### WHAT THIS TASK INVOLVES
Among the lines below, count those with "norte". Give only the number.
-- start ITEMS --
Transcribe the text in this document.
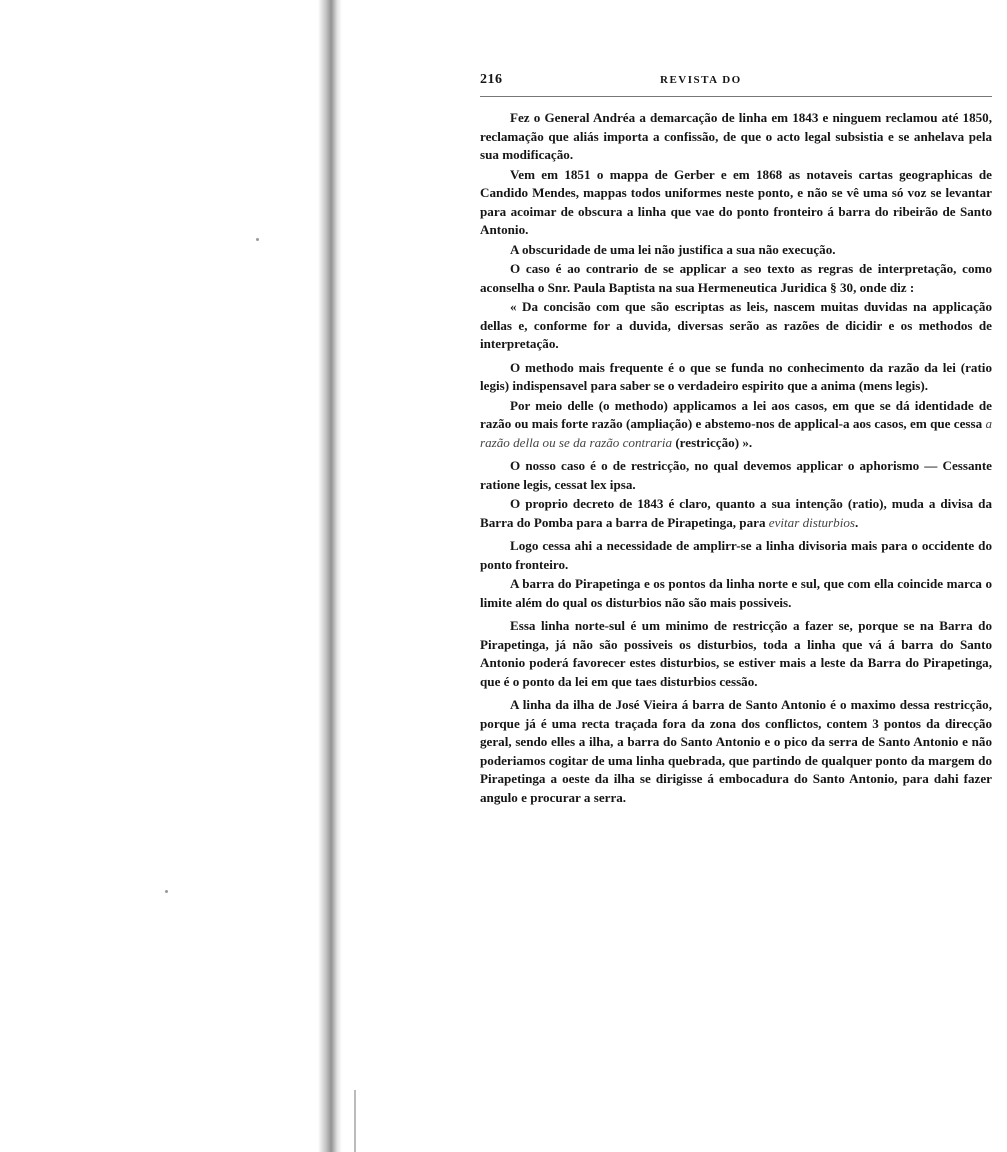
216	REVISTA DO

Fez o General Andréa a demarcação de linha em 1843 e ninguem reclamou até 1850, reclamação que aliás importa a confissão, de que o acto legal subsistia e se anhelava pela sua modificação.

Vem em 1851 o mappa de Gerber e em 1868 as notaveis cartas geographicas de Candido Mendes, mappas todos uniformes neste ponto, e não se vê uma só voz se levantar para acoimar de obscura a linha que vae do ponto fronteiro á barra do ribeirão de Santo Antonio.

A obscuridade de uma lei não justifica a sua não execução.

O caso é ao contrario de se applicar a seo texto as regras de interpretação, como aconselha o Snr. Paula Baptista na sua Hermeneutica Juridica § 30, onde diz :

« Da concisão com que são escriptas as leis, nascem muitas duvidas na applicação dellas e, conforme for a duvida, diversas serão as razões de dicidir e os methodos de interpretação.

O methodo mais frequente é o que se funda no conhecimento da razão da lei (ratio legis) indispensavel para saber se o verdadeiro espirito que a anima (mens legis).

Por meio delle (o methodo) applicamos a lei aos casos, em que se dá identidade de razão ou mais forte razão (ampliação) e abstemo-nos de applical-a aos casos, em que cessa a razão della ou se da razão contraria (restricção) ».

O nosso caso é o de restricção, no qual devemos applicar o aphorismo — Cessante ratione legis, cessat lex ipsa.

O proprio decreto de 1843 é claro, quanto a sua intenção (ratio), muda a divisa da Barra do Pomba para a barra de Pirapetinga, para evitar disturbios.

Logo cessa ahi a necessidade de amplirr-se a linha divisoria mais para o occidente do ponto fronteiro.

A barra do Pirapetinga e os pontos da linha norte e sul, que com ella coincide marca o limite além do qual os disturbios não são mais possiveis.

Essa linha norte-sul é um minimo de restricção a fazer se, porque se na Barra do Pirapetinga, já não são possiveis os disturbios, toda a linha que vá á barra do Santo Antonio poderá favorecer estes disturbios, se estiver mais a leste da Barra do Pirapetinga, que é o ponto da lei em que taes disturbios cessão.

A linha da ilha de José Vieira á barra de Santo Antonio é o maximo dessa restricção, porque já é uma recta traçada fora da zona dos conflictos, contem 3 pontos da direcção geral, sendo elles a ilha, a barra do Santo Antonio e o pico da serra de Santo Antonio e não poderiamos cogitar de uma linha quebrada, que partindo de qualquer ponto da margem do Pirapetinga a oeste da ilha se dirigisse á embocadura do Santo Antonio, para dahi fazer angulo e procurar a serra.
-- end ITEMS --
### OUTPUT FOR THIS EXERCISE
2